**SET PROBLEM:** Please sum up the passage about haunted places in Los Angeles County in three sentences, without drawing on the listing.

Miguel Leonis Adobe, Calabasas, 1960

Miguel Leonis Adobe, Calabasas, built 1844, 1960 photo (modified to nighttime). Courtesy of Historic American Buildings Survey, Library of Congress.

Editor's Note: the Almanac includes the following as legend and folklore - not history. Although some elements in stories may indeed be historical fact, we are unable to verify accounts of paranormal activity. We offer these, along with other stories in Mysterious L.A., only as a part of the cultural fabric of Los Angeles County.

As in all urban areas, there are many locations throughout Los Angeles County that are reported to be locations of paranormal activity. Where there are people, there seem to be spirits of departed people who remain and hang around (or so we are told). Most of these "haunted" locations are privately owned residences and are inaccessible to the public. Here we highlight some of the more famous locations that are more or less open to the public.

Hollywood Park Memorial

Strange lights and sounds have been reported in the vicinity of the Abbey of the Psalms, a mausoleum in Hollywood Park Memorial Cemetery. The mausoleum is said to be haunted by a glowing specter thought to be the late actor Clifton Webb of the original Mr. Belvedere series. Webb died in 1966. He is also said to haunt his old house in the Hollywood Hills.

Source: Mysterious California by Mike Marinacci; Panpipes Press.

The Queen Mary

Lights flicker and doors slam on "G" deck - thought to be the location of the ship’s morgue. A ghost of a middle-aged woman in an old-style swimsuit dives into the empty ship’s swimming pool. A young woman in a mini-skirt paces around the pool area and disappears behind a pillar. Unknown sounds of shouting and splashing have been heard from the deserted poolside deck. A mysterious elegantly dressed woman in white has been seen around the salon’s piano. A ghostly ship’s officer has been seen walking near the ship’s bridge. Lights mysteriously turn on and off, dishes move and utensils vanish from a ship’s gallery where a cook was killed in a brawl when the ship ferried troops during World War II. A mysterious black-bearded man in coveralls has been seen riding the engine room escalator. The engine room seems to be the most haunted location on the ship. Ship’s staff and tour guides have reported strange sounds, chains dangling in mid-air and balls of light moving slowly across the walls. No "ghost" on the Queen Mary has yet been identified.

Tom Hennessy, the late Long Beach Press-Telegram columnist and ghost story skeptic, spent a night near the Queen Mary’s engine room to see for himself. Although he admitted that he could have been skittish and that his mind may have played tricks on him, he reported strange movements of objects, some sort of presence, noises and voices.

Source: Mysterious California by Mike Marinacci; Panpipes Press.

**DATA SECTION:**
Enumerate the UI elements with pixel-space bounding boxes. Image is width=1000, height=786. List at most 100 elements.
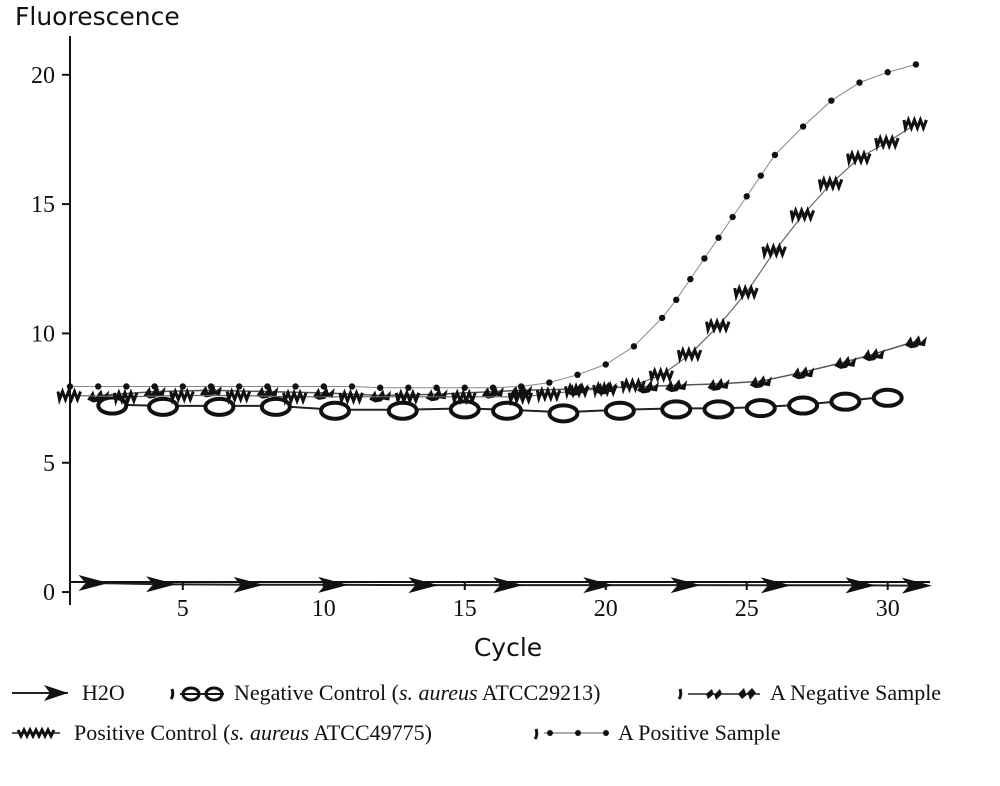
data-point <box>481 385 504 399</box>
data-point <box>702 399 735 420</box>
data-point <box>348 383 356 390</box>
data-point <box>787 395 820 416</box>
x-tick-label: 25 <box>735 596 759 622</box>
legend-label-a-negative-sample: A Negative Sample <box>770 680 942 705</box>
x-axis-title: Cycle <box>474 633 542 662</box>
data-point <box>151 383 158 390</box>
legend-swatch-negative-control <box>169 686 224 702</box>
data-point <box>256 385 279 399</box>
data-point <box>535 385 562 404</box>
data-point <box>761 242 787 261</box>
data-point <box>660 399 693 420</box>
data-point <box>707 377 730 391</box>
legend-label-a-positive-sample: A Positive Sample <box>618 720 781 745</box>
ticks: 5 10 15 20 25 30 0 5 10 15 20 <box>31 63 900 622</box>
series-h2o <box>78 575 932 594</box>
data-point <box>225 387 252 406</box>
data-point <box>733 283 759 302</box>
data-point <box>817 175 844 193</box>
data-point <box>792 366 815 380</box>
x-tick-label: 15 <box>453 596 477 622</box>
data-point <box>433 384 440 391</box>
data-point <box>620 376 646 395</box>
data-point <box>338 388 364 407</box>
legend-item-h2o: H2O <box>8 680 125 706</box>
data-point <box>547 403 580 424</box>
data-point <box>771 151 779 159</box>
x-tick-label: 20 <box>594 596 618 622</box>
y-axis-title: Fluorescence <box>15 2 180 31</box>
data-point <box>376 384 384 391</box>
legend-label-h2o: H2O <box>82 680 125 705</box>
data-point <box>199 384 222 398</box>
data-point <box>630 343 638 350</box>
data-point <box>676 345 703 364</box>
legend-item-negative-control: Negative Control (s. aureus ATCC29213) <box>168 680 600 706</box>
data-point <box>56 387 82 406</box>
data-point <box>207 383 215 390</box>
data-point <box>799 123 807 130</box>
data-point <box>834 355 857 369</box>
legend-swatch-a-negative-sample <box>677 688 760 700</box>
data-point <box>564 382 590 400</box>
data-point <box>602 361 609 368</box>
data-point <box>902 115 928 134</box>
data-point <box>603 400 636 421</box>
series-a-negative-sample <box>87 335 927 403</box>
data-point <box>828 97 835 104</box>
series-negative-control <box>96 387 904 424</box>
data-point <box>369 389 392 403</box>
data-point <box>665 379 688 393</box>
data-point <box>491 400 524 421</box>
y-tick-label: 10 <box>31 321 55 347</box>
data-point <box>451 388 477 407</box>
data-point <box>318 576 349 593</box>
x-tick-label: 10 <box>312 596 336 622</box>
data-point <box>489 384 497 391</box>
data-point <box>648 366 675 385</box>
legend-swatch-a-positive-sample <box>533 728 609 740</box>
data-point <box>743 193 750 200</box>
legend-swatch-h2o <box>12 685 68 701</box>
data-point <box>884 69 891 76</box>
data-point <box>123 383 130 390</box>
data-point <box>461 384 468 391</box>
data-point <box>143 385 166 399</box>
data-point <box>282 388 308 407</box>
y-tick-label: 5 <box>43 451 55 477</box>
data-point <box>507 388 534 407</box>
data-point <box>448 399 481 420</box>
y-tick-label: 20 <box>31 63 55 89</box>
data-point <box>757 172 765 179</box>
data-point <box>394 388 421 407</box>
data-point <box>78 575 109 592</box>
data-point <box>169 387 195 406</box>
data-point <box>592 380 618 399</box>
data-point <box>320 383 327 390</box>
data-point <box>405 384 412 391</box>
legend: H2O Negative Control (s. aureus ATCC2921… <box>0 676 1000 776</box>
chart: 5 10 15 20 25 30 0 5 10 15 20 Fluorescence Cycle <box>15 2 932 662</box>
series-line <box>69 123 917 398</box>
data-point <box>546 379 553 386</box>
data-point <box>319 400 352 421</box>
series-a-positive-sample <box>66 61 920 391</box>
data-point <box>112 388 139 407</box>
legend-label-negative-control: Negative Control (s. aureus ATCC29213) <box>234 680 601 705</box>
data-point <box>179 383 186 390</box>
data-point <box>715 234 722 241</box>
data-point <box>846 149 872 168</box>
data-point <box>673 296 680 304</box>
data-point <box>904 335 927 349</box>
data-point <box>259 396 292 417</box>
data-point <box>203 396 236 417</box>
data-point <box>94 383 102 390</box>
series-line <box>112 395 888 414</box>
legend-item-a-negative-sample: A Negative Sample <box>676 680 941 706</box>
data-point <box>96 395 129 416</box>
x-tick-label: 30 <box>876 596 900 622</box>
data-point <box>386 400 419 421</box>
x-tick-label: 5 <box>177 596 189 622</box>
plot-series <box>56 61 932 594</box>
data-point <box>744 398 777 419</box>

**ANSWER FOR THIS EXERCISE:** The passage presents reports of paranormal activity at publicly accessible Los Angeles County locations as legend and folklore rather than verified history. At Hollywood Park Memorial Cemetery, the Abbey of the Psalms mausoleum is said to be haunted by a glowing specter thought to be actor Clifton Webb. On the Queen Mary, where no ghost has yet been identified, the engine room seems the most haunted spot, and skeptic columnist Tom Hennessy reported strange movements of objects, a presence, noises and voices after spending a night near it.